**WHAT IS BEING ASKED**.
Quote every entry word for word.

--- Start RECORDS FOR THE TASK ---

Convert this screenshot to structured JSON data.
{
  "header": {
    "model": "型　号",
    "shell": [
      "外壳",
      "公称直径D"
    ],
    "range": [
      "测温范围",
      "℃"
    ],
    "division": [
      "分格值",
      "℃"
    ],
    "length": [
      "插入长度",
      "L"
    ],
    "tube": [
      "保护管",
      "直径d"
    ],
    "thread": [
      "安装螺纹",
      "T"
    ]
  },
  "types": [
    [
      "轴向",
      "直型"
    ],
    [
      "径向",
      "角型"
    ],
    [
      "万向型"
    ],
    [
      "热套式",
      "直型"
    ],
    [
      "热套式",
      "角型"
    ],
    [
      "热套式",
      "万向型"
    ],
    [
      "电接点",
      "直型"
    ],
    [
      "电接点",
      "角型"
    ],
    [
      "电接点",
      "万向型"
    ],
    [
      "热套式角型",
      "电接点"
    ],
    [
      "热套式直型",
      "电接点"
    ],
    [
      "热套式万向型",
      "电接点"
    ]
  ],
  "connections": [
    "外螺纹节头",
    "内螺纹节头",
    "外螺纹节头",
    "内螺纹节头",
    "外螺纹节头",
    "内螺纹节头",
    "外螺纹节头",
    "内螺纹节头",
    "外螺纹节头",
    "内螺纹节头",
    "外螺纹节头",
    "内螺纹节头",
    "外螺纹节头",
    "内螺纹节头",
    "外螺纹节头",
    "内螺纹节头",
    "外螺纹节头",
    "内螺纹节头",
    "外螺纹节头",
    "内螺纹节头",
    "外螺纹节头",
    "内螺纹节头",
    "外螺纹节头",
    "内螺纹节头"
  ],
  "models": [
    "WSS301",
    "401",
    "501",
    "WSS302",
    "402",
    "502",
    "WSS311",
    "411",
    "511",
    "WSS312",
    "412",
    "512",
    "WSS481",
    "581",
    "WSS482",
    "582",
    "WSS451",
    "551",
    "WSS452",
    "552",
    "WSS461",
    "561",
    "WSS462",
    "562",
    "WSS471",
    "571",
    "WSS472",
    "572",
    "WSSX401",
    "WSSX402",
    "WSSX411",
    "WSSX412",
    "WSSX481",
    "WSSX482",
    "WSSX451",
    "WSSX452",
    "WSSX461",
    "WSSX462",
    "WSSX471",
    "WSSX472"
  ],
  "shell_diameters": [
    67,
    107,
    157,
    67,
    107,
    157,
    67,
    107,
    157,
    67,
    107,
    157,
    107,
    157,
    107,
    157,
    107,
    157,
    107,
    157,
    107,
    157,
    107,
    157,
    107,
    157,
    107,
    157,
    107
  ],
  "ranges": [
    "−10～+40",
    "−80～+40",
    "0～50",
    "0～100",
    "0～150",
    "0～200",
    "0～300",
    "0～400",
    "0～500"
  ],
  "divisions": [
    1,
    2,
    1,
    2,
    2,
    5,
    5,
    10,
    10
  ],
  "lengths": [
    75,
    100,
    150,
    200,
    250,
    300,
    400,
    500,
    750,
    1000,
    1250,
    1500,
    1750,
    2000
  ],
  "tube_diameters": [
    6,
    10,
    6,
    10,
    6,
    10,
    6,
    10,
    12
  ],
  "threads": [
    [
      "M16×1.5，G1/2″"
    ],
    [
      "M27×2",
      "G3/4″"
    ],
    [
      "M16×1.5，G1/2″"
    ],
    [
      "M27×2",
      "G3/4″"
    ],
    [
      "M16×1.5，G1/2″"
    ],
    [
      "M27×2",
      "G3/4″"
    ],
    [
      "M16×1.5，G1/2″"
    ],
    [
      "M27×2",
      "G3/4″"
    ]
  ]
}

--- End RECORDS FOR THE TASK ---

**ANSWER TO THE PROBLEM**.
Convert this screenshot to structured JSON data.
{
  "header": {
    "model": "型　号",
    "shell": [
      "外壳",
      "公称直径D"
    ],
    "range": [
      "测温范围",
      "℃"
    ],
    "division": [
      "分格值",
      "℃"
    ],
    "length": [
      "插入长度",
      "L"
    ],
    "tube": [
      "保护管",
      "直径d"
    ],
    "thread": [
      "安装螺纹",
      "T"
    ]
  },
  "types": [
    [
      "轴向",
      "直型"
    ],
    [
      "径向",
      "角型"
    ],
    [
      "万向型"
    ],
    [
      "热套式",
      "直型"
    ],
    [
      "热套式",
      "角型"
    ],
    [
      "热套式",
      "万向型"
    ],
    [
      "电接点",
      "直型"
    ],
    [
      "电接点",
      "角型"
    ],
    [
      "电接点",
      "万向型"
    ],
    [
      "热套式角型",
      "电接点"
    ],
    [
      "热套式直型",
      "电接点"
    ],
    [
      "热套式万向型",
      "电接点"
    ]
  ],
  "connections": [
    "外螺纹节头",
    "内螺纹节头",
    "外螺纹节头",
    "内螺纹节头",
    "外螺纹节头",
    "内螺纹节头",
    "外螺纹节头",
    "内螺纹节头",
    "外螺纹节头",
    "内螺纹节头",
    "外螺纹节头",
    "内螺纹节头",
    "外螺纹节头",
    "内螺纹节头",
    "外螺纹节头",
    "内螺纹节头",
    "外螺纹节头",
    "内螺纹节头",
    "外螺纹节头",
    "内螺纹节头",
    "外螺纹节头",
    "内螺纹节头",
    "外螺纹节头",
    "内螺纹节头"
  ],
  "models": [
    "WSS301",
    "401",
    "501",
    "WSS302",
    "402",
    "502",
    "WSS311",
    "411",
    "511",
    "WSS312",
    "412",
    "512",
    "WSS481",
    "581",
    "WSS482",
    "582",
    "WSS451",
    "551",
    "WSS452",
    "552",
    "WSS461",
    "561",
    "WSS462",
    "562",
    "WSS471",
    "571",
    "WSS472",
    "572",
    "WSSX401",
    "WSSX402",
    "WSSX411",
    "WSSX412",
    "WSSX481",
    "WSSX482",
    "WSSX451",
    "WSSX452",
    "WSSX461",
    "WSSX462",
    "WSSX471",
    "WSSX472"
  ],
  "shell_diameters": [
    67,
    107,
    157,
    67,
    107,
    157,
    67,
    107,
    157,
    67,
    107,
    157,
    107,
    157,
    107,
    157,
    107,
    157,
    107,
    157,
    107,
    157,
    107,
    157,
    107,
    157,
    107,
    157,
    107
  ],
  "ranges": [
    "−10～+40",
    "−80～+40",
    "0～50",
    "0～100",
    "0～150",
    "0～200",
    "0～300",
    "0～400",
    "0～500"
  ],
  "divisions": [
    1,
    2,
    1,
    2,
    2,
    5,
    5,
    10,
    10
  ],
  "lengths": [
    75,
    100,
    150,
    200,
    250,
    300,
    400,
    500,
    750,
    1000,
    1250,
    1500,
    1750,
    2000
  ],
  "tube_diameters": [
    6,
    10,
    6,
    10,
    6,
    10,
    6,
    10,
    12
  ],
  "threads": [
    [
      "M16×1.5，G1/2″"
    ],
    [
      "M27×2",
      "G3/4″"
    ],
    [
      "M16×1.5，G1/2″"
    ],
    [
      "M27×2",
      "G3/4″"
    ],
    [
      "M16×1.5，G1/2″"
    ],
    [
      "M27×2",
      "G3/4″"
    ],
    [
      "M16×1.5，G1/2″"
    ],
    [
      "M27×2",
      "G3/4″"
    ]
  ]
}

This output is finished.